▼

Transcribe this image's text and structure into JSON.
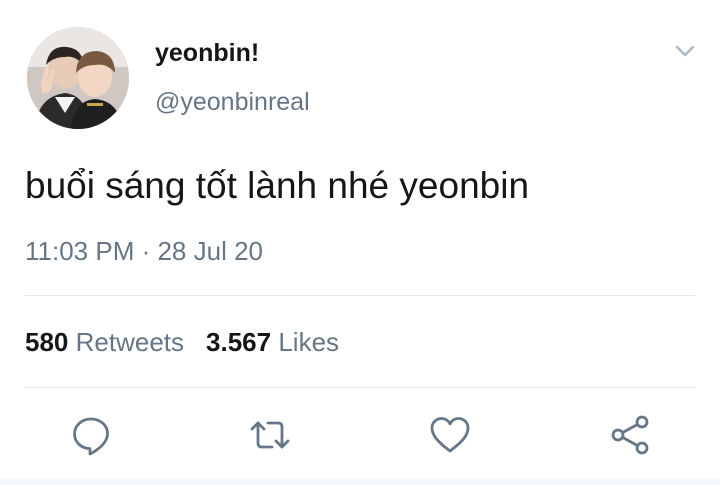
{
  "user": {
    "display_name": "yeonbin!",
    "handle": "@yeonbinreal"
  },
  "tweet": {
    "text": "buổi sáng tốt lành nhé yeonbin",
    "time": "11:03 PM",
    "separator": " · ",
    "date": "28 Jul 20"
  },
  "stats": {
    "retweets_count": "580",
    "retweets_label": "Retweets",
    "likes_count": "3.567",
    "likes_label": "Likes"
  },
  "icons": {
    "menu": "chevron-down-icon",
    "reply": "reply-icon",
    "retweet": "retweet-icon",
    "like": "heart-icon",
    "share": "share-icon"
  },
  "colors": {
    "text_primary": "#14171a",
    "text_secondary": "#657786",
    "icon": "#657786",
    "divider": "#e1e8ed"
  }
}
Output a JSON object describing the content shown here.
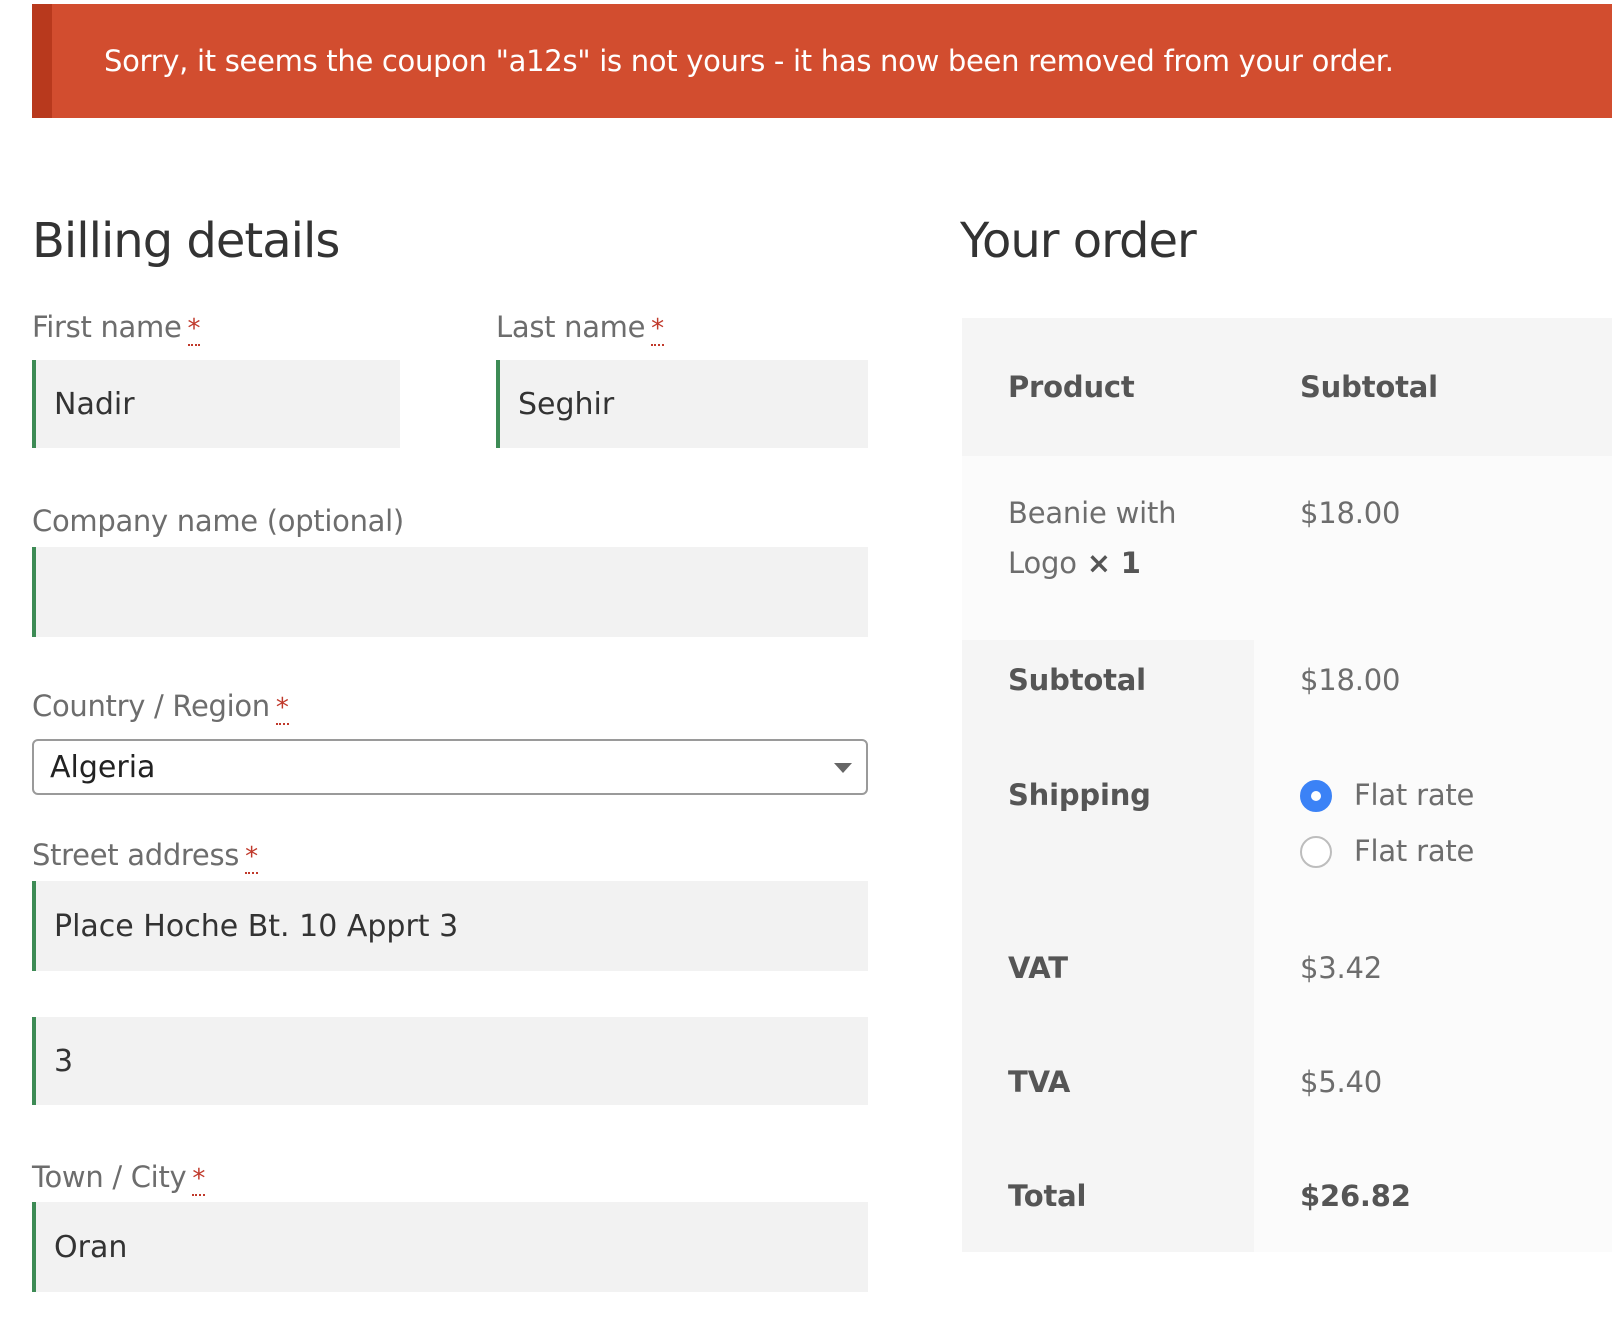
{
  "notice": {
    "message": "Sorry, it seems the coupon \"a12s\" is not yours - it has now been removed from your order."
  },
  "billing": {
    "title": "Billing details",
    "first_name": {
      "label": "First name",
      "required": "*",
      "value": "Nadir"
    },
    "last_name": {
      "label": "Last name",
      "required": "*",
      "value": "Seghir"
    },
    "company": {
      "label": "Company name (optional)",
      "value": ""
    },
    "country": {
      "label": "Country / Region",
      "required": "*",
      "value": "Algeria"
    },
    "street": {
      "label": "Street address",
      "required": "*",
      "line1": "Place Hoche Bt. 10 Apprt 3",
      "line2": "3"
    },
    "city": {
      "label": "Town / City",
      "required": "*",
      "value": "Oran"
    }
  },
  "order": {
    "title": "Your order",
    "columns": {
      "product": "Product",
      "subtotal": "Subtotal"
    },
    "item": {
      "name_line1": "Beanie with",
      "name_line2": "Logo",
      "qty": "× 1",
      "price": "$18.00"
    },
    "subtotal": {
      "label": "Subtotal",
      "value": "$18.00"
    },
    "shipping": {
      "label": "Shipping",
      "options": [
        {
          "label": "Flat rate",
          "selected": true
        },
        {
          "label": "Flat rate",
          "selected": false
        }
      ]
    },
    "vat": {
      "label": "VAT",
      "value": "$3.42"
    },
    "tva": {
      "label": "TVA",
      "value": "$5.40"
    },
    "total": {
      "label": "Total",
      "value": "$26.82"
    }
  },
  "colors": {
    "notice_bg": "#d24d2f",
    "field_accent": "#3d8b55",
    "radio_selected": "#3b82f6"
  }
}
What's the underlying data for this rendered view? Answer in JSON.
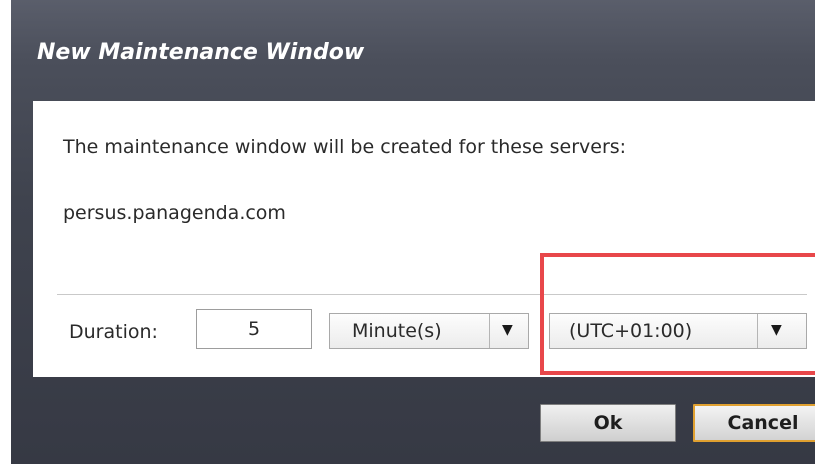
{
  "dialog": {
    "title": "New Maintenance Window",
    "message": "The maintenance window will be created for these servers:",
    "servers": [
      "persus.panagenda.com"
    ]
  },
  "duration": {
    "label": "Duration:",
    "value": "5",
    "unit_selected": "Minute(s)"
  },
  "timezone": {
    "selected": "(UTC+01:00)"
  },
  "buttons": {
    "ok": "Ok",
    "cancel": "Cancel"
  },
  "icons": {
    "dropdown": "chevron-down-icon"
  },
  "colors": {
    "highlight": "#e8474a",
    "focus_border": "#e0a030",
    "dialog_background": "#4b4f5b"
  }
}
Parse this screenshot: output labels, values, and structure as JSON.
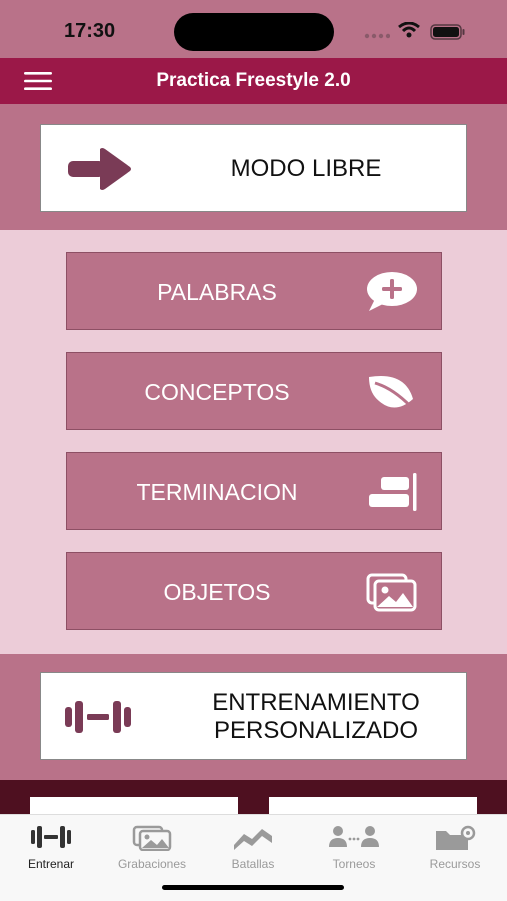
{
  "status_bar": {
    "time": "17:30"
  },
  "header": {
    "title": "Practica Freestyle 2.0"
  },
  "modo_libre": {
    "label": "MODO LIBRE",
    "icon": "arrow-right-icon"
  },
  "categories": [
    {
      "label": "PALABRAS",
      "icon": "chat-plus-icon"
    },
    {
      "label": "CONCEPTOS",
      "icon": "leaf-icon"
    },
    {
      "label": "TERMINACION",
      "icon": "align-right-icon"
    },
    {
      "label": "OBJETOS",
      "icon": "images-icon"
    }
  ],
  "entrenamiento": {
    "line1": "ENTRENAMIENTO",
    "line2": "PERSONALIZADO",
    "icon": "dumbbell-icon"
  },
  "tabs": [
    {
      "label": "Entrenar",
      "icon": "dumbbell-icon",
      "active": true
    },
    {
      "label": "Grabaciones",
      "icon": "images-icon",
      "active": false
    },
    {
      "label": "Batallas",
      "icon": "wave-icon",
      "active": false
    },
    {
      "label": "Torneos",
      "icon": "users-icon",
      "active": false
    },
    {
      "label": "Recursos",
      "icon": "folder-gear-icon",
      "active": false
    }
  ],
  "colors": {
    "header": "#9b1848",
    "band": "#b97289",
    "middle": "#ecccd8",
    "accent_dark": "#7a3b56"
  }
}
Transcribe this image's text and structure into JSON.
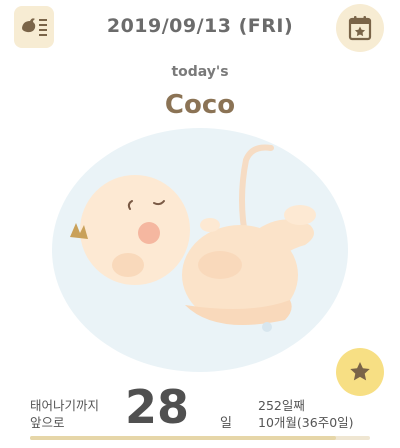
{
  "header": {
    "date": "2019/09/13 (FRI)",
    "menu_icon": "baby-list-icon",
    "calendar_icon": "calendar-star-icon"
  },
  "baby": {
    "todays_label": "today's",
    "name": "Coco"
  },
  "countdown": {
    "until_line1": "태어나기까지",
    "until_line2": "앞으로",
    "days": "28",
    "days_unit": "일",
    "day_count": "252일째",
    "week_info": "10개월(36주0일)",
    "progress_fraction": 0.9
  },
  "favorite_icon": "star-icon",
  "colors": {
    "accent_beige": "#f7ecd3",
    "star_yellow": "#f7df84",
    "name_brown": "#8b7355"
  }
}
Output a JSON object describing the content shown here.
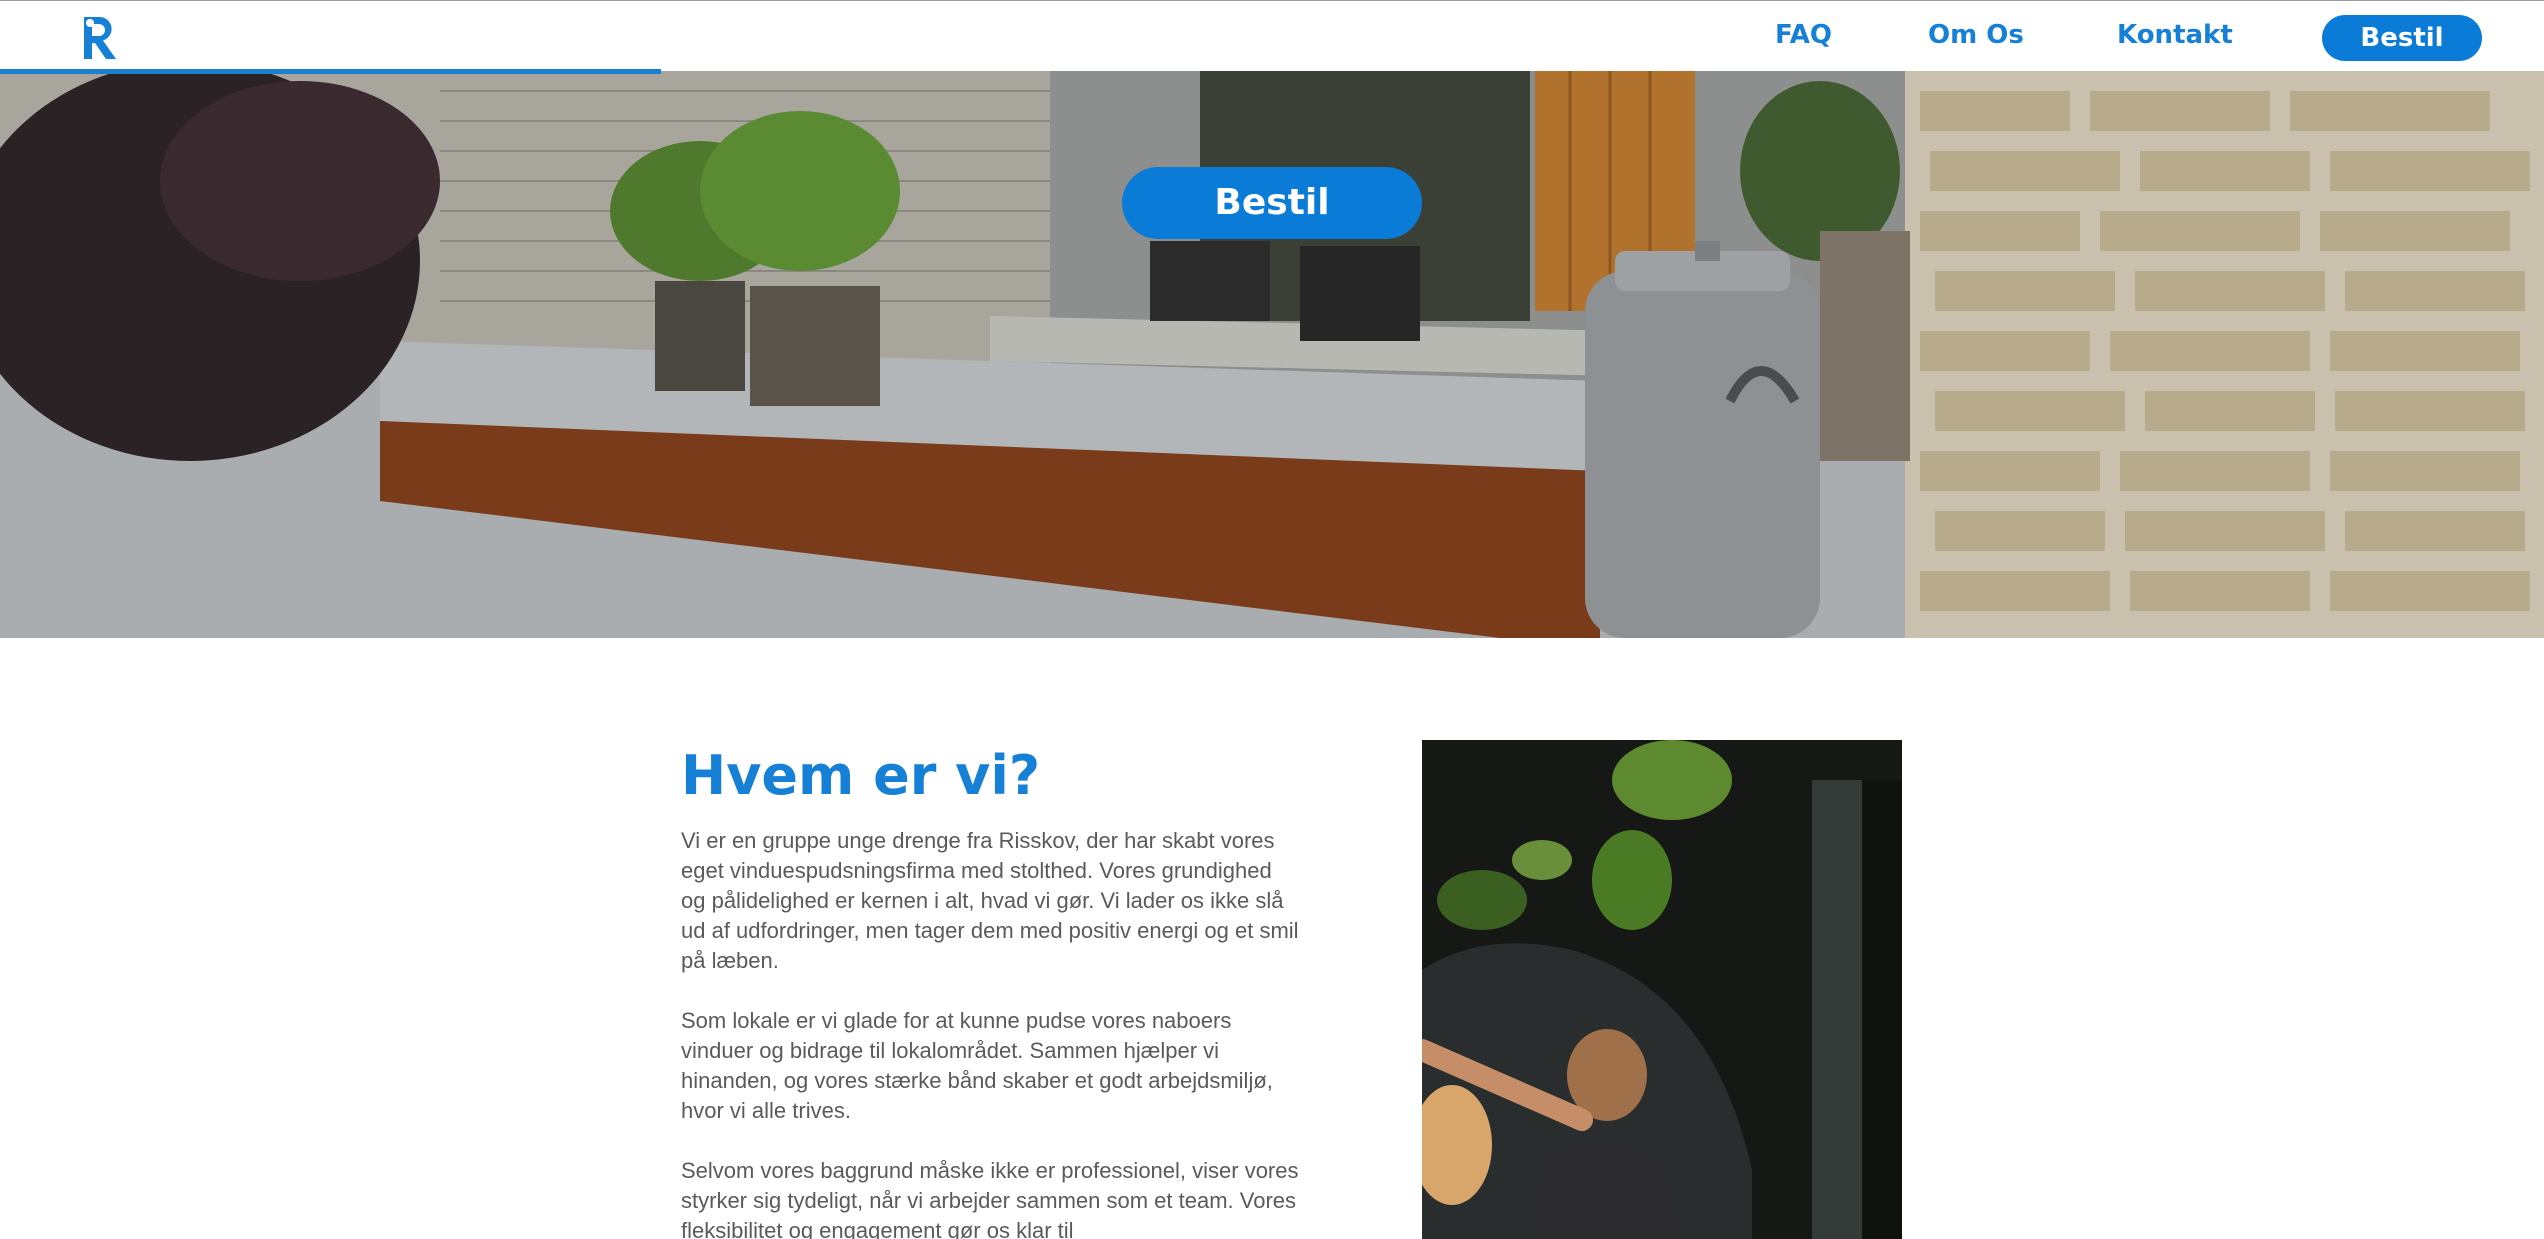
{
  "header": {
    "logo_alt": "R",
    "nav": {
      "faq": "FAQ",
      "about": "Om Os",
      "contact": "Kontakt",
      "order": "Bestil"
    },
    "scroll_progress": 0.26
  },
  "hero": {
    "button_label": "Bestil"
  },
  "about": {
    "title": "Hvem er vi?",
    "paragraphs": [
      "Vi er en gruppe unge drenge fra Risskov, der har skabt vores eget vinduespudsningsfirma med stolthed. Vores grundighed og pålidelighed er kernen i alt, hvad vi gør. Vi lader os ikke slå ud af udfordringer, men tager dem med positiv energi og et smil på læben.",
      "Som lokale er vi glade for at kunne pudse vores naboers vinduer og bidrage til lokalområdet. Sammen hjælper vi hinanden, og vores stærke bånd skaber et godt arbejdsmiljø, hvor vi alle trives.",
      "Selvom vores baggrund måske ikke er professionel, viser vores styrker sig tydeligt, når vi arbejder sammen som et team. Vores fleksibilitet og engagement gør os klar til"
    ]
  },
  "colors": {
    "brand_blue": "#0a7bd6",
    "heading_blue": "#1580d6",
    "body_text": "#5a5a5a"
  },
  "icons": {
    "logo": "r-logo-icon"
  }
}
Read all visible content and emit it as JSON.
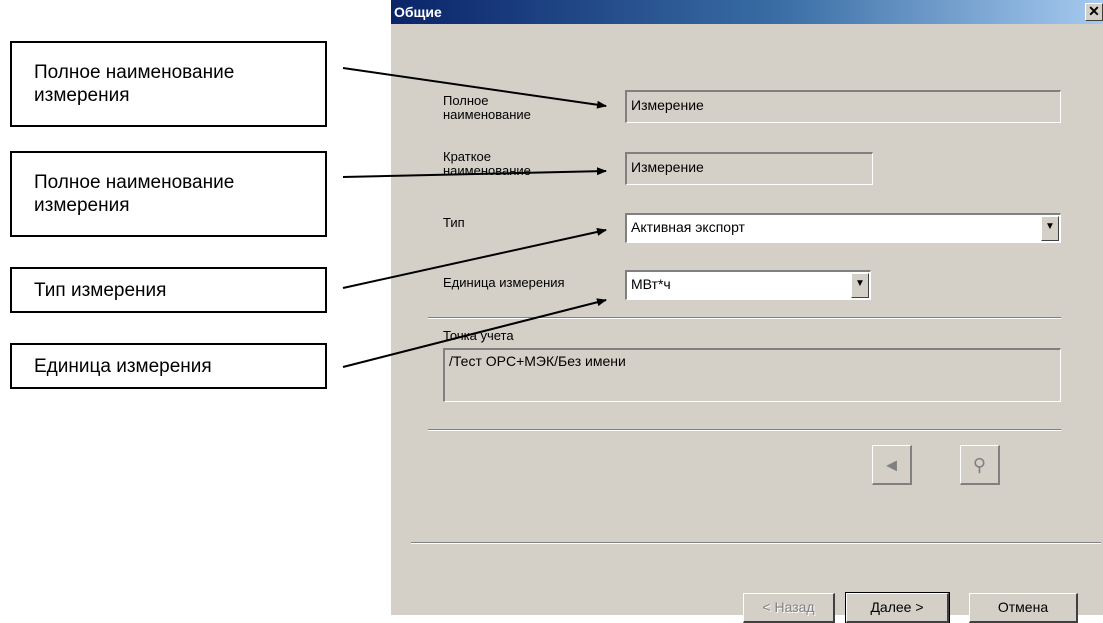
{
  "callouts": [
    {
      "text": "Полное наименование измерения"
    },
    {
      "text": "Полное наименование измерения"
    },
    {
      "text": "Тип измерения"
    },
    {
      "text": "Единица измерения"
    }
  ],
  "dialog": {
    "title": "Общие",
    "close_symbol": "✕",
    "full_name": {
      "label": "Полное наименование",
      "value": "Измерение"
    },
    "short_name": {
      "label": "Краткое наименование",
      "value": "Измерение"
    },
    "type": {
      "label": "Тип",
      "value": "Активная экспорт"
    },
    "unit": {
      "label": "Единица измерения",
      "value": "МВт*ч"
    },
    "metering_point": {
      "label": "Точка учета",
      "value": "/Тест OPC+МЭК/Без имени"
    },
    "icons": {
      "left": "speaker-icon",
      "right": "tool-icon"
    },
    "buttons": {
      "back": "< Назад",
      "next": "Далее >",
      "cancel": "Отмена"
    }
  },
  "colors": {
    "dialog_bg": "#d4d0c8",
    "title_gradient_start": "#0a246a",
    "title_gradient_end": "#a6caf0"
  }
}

▲

> [Exercise brief]: Copy out every line in the entries above that holds "servers".

> [Response to the task]:
    "message": "The maintenance window will be created for these servers:",
    "servers": [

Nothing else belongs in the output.